# Instrucciones
- A) Según el texto sobre los tesoros ocultos de Tarifa, ¿desde qué ensenadas embarcaron los moriscos expulsados por Felipe III?
- B) Copia literalmente el pasaje del texto sobre los tesoros ocultos de Tarifa que empieza con "Nicolás Martínez" y sigue hasta "que habían guardado.".
- C) Enumera todos los nombres de lugares que se mencionan en el párrafo del texto sobre los tesoros ocultos de Tarifa.

# Fragmento del documento

● ● ● ● ● ● ●

TRADICIÓN ORAL

ALJARANDA

La Cabeza del Toro

Nicolás Martínez

    De siempre se ha oido hablar de tesoros ocultos que le han resuelto la vida al que los halló casualmente. Esta idea está muy extendida en la campiña de Tarifa y tiene su fundamento en que desde las ensenadas de Bolonia y Valdevaqueros embarcaron los moriscos expulsados por Felipe III, con destino al Magreb. Se cuenta que estos escondieron sus alhajas y monedas de oro con la intención de poder algún día volver a recuperar lo que habían guardado.

● ● ● ● ● ● ●

# Datos de comprensión de documentos
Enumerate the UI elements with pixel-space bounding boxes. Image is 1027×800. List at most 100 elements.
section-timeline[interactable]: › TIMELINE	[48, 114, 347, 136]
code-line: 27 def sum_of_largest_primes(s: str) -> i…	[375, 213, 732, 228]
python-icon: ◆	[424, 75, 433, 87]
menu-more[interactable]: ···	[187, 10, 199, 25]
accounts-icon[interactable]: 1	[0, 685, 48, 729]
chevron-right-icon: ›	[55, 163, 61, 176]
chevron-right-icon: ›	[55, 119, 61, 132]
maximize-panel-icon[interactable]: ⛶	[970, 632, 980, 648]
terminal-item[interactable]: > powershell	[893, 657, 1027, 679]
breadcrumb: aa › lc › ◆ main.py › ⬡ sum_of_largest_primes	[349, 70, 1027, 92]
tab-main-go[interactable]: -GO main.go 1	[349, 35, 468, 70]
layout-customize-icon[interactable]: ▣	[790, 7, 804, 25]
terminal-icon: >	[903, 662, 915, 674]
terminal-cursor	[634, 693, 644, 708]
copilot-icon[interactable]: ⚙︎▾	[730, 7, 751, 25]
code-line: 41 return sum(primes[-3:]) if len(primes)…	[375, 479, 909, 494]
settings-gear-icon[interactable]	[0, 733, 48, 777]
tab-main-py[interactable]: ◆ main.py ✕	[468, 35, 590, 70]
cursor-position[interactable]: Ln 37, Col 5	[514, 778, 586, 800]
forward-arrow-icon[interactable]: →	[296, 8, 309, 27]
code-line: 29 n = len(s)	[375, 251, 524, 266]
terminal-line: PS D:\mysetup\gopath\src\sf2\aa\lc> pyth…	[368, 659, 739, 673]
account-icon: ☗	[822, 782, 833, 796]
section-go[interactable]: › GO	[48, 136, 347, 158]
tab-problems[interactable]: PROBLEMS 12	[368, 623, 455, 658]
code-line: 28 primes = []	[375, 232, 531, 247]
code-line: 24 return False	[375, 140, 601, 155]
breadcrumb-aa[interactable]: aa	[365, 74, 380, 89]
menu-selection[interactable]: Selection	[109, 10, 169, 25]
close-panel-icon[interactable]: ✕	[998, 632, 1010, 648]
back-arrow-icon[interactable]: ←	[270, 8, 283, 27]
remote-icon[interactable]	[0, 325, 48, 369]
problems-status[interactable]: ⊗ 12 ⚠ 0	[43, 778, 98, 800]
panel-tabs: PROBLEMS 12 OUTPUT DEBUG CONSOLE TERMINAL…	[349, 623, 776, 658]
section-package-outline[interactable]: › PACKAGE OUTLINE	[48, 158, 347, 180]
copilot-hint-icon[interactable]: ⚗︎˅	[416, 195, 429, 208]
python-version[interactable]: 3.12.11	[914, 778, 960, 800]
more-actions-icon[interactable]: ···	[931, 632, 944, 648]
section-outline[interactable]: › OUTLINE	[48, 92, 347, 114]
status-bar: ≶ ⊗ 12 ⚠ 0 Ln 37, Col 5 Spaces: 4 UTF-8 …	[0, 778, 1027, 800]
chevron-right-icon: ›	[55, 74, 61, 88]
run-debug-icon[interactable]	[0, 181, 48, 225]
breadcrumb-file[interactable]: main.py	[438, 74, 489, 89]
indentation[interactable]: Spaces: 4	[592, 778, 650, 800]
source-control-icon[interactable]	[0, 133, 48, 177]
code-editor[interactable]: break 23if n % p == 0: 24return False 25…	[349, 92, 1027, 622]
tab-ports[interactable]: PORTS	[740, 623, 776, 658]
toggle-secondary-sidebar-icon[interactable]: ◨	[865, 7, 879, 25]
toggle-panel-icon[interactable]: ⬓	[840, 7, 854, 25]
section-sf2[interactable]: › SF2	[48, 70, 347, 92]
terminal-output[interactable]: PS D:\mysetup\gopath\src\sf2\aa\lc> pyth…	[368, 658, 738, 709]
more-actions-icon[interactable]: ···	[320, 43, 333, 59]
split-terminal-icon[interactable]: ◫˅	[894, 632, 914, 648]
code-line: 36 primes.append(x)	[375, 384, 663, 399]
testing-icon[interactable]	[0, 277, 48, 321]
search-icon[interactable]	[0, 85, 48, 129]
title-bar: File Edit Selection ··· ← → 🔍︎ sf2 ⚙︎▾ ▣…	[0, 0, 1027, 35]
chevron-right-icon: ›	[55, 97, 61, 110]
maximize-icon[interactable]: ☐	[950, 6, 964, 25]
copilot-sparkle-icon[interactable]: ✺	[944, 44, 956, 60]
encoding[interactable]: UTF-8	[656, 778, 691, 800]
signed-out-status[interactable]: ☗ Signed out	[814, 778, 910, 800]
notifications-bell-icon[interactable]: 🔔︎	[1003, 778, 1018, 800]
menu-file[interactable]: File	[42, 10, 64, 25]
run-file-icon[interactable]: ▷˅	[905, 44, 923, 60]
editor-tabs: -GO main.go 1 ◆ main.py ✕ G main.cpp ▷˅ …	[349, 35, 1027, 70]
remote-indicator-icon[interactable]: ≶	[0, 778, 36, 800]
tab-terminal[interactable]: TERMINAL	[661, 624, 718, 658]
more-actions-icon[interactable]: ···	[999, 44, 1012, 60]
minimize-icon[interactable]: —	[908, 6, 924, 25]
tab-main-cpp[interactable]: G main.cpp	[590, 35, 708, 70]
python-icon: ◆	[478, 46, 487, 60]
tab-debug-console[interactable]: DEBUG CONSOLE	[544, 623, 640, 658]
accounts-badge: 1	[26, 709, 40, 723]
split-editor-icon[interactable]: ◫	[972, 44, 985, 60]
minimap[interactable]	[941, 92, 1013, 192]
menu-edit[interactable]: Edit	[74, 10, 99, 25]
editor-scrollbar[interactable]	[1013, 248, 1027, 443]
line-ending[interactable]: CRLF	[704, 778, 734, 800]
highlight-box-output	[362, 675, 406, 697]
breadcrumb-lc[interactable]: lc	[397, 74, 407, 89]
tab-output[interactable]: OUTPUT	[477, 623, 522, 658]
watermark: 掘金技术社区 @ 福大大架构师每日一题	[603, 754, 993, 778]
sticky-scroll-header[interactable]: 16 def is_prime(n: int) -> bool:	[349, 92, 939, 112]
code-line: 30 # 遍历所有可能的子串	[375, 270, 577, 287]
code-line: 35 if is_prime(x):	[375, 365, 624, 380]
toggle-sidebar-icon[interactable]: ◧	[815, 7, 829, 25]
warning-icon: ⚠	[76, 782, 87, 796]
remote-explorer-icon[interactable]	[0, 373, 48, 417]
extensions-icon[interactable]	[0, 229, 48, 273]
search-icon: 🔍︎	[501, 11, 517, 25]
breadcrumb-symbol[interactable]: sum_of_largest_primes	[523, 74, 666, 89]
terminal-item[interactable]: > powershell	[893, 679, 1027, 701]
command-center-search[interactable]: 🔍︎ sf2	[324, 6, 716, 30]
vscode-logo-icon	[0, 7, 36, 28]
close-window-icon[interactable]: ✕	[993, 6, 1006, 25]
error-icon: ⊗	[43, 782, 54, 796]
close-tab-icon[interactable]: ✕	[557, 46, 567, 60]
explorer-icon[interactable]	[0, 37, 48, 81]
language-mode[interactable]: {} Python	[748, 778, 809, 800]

● ● ● ● ● ● ●

# Soluciones
- A) Desde las ensenadas de Bolonia y Valdevaqueros.

- B)
Nicolás Martínez

    De siempre se ha oido hablar de tesoros ocultos que le han resuelto la vida al que los halló casualmente. Esta idea está muy extendida en la campiña de Tarifa y tiene su fundamento en que desde las ensenadas de Bolonia y Valdevaqueros embarcaron los moriscos expulsados por Felipe III, con destino al Magreb. Se cuenta que estos escondieron sus alhajas y monedas de oro con la intención de poder algún día volver a recuperar lo que habían guardado.

- C) Tarifa, Bolonia, Valdevaqueros y el Magreb.